◆ **Task directions**: Retype each entry below exactly as it stands.

[Stored entries]
■ ■ ■ ■ ■

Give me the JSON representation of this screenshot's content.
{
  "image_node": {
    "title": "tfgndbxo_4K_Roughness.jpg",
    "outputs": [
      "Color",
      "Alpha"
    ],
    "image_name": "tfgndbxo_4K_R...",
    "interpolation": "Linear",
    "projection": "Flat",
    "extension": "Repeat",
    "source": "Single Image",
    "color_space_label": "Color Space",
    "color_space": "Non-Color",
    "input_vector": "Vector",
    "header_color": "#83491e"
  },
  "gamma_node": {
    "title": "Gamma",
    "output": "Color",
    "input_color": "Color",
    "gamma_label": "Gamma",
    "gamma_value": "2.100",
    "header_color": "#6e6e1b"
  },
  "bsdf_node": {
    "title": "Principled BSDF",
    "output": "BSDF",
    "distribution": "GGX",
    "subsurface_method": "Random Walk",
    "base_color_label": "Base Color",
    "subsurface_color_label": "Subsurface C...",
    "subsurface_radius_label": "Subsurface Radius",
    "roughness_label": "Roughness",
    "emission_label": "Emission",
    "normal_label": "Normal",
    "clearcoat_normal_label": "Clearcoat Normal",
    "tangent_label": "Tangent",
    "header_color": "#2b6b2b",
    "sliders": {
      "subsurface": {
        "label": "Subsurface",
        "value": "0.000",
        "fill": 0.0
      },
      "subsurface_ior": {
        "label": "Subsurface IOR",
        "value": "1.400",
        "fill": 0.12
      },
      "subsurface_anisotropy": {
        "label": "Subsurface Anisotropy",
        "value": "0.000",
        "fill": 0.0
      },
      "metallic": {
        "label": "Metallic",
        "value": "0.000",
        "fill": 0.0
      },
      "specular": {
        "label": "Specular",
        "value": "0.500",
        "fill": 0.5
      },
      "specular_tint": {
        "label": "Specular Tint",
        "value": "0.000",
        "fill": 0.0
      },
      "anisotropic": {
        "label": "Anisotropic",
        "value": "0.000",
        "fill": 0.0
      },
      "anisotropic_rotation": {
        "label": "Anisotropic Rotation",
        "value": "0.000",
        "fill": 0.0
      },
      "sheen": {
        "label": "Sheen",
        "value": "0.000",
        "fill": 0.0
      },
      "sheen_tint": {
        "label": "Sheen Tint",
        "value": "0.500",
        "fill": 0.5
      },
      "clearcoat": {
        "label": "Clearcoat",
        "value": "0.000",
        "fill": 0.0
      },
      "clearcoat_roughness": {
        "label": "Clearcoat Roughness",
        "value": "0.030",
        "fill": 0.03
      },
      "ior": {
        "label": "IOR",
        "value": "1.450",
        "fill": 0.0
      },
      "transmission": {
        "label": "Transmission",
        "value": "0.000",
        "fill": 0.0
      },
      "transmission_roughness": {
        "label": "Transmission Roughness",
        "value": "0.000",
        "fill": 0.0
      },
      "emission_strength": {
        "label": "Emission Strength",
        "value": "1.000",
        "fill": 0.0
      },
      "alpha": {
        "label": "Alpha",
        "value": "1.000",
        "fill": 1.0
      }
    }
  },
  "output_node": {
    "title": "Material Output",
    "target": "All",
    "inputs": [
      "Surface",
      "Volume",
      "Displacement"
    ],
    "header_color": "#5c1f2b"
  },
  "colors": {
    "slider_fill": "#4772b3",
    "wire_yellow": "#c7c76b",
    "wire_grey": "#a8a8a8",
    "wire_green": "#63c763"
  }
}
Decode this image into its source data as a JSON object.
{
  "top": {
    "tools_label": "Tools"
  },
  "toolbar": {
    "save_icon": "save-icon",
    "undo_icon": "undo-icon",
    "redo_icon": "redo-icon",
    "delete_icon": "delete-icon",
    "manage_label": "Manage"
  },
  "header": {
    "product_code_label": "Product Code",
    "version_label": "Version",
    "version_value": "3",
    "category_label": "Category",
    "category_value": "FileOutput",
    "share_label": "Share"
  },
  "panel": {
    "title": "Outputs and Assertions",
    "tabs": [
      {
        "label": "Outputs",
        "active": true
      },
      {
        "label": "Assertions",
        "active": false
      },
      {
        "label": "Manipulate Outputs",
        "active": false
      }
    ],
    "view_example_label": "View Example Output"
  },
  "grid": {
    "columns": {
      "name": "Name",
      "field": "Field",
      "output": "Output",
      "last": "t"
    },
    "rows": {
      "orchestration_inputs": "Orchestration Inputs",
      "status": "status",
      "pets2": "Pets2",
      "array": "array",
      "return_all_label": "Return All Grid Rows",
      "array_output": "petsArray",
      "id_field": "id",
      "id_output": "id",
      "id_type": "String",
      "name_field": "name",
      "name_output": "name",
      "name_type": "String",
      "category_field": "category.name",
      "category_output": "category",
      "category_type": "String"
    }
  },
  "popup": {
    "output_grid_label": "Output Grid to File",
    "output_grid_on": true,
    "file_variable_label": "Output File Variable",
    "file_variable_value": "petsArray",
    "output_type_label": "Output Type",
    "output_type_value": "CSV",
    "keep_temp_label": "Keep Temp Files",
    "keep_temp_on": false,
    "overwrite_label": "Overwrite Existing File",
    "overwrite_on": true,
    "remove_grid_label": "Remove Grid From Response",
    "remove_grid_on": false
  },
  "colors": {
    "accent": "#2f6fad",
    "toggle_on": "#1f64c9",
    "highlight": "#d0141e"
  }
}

■ ■ ■ ■ ■

◆ **Answer to this problem**:
Give me the JSON representation of this screenshot's content.
{
  "image_node": {
    "title": "tfgndbxo_4K_Roughness.jpg",
    "outputs": [
      "Color",
      "Alpha"
    ],
    "image_name": "tfgndbxo_4K_R...",
    "interpolation": "Linear",
    "projection": "Flat",
    "extension": "Repeat",
    "source": "Single Image",
    "color_space_label": "Color Space",
    "color_space": "Non-Color",
    "input_vector": "Vector",
    "header_color": "#83491e"
  },
  "gamma_node": {
    "title": "Gamma",
    "output": "Color",
    "input_color": "Color",
    "gamma_label": "Gamma",
    "gamma_value": "2.100",
    "header_color": "#6e6e1b"
  },
  "bsdf_node": {
    "title": "Principled BSDF",
    "output": "BSDF",
    "distribution": "GGX",
    "subsurface_method": "Random Walk",
    "base_color_label": "Base Color",
    "subsurface_color_label": "Subsurface C...",
    "subsurface_radius_label": "Subsurface Radius",
    "roughness_label": "Roughness",
    "emission_label": "Emission",
    "normal_label": "Normal",
    "clearcoat_normal_label": "Clearcoat Normal",
    "tangent_label": "Tangent",
    "header_color": "#2b6b2b",
    "sliders": {
      "subsurface": {
        "label": "Subsurface",
        "value": "0.000",
        "fill": 0.0
      },
      "subsurface_ior": {
        "label": "Subsurface IOR",
        "value": "1.400",
        "fill": 0.12
      },
      "subsurface_anisotropy": {
        "label": "Subsurface Anisotropy",
        "value": "0.000",
        "fill": 0.0
      },
      "metallic": {
        "label": "Metallic",
        "value": "0.000",
        "fill": 0.0
      },
      "specular": {
        "label": "Specular",
        "value": "0.500",
        "fill": 0.5
      },
      "specular_tint": {
        "label": "Specular Tint",
        "value": "0.000",
        "fill": 0.0
      },
      "anisotropic": {
        "label": "Anisotropic",
        "value": "0.000",
        "fill": 0.0
      },
      "anisotropic_rotation": {
        "label": "Anisotropic Rotation",
        "value": "0.000",
        "fill": 0.0
      },
      "sheen": {
        "label": "Sheen",
        "value": "0.000",
        "fill": 0.0
      },
      "sheen_tint": {
        "label": "Sheen Tint",
        "value": "0.500",
        "fill": 0.5
      },
      "clearcoat": {
        "label": "Clearcoat",
        "value": "0.000",
        "fill": 0.0
      },
      "clearcoat_roughness": {
        "label": "Clearcoat Roughness",
        "value": "0.030",
        "fill": 0.03
      },
      "ior": {
        "label": "IOR",
        "value": "1.450",
        "fill": 0.0
      },
      "transmission": {
        "label": "Transmission",
        "value": "0.000",
        "fill": 0.0
      },
      "transmission_roughness": {
        "label": "Transmission Roughness",
        "value": "0.000",
        "fill": 0.0
      },
      "emission_strength": {
        "label": "Emission Strength",
        "value": "1.000",
        "fill": 0.0
      },
      "alpha": {
        "label": "Alpha",
        "value": "1.000",
        "fill": 1.0
      }
    }
  },
  "output_node": {
    "title": "Material Output",
    "target": "All",
    "inputs": [
      "Surface",
      "Volume",
      "Displacement"
    ],
    "header_color": "#5c1f2b"
  },
  "colors": {
    "slider_fill": "#4772b3",
    "wire_yellow": "#c7c76b",
    "wire_grey": "#a8a8a8",
    "wire_green": "#63c763"
  }
}
Decode this image into its source data as a JSON object.
{
  "top": {
    "tools_label": "Tools"
  },
  "toolbar": {
    "save_icon": "save-icon",
    "undo_icon": "undo-icon",
    "redo_icon": "redo-icon",
    "delete_icon": "delete-icon",
    "manage_label": "Manage"
  },
  "header": {
    "product_code_label": "Product Code",
    "version_label": "Version",
    "version_value": "3",
    "category_label": "Category",
    "category_value": "FileOutput",
    "share_label": "Share"
  },
  "panel": {
    "title": "Outputs and Assertions",
    "tabs": [
      {
        "label": "Outputs",
        "active": true
      },
      {
        "label": "Assertions",
        "active": false
      },
      {
        "label": "Manipulate Outputs",
        "active": false
      }
    ],
    "view_example_label": "View Example Output"
  },
  "grid": {
    "columns": {
      "name": "Name",
      "field": "Field",
      "output": "Output",
      "last": "t"
    },
    "rows": {
      "orchestration_inputs": "Orchestration Inputs",
      "status": "status",
      "pets2": "Pets2",
      "array": "array",
      "return_all_label": "Return All Grid Rows",
      "array_output": "petsArray",
      "id_field": "id",
      "id_output": "id",
      "id_type": "String",
      "name_field": "name",
      "name_output": "name",
      "name_type": "String",
      "category_field": "category.name",
      "category_output": "category",
      "category_type": "String"
    }
  },
  "popup": {
    "output_grid_label": "Output Grid to File",
    "output_grid_on": true,
    "file_variable_label": "Output File Variable",
    "file_variable_value": "petsArray",
    "output_type_label": "Output Type",
    "output_type_value": "CSV",
    "keep_temp_label": "Keep Temp Files",
    "keep_temp_on": false,
    "overwrite_label": "Overwrite Existing File",
    "overwrite_on": true,
    "remove_grid_label": "Remove Grid From Response",
    "remove_grid_on": false
  },
  "colors": {
    "accent": "#2f6fad",
    "toggle_on": "#1f64c9",
    "highlight": "#d0141e"
  }
}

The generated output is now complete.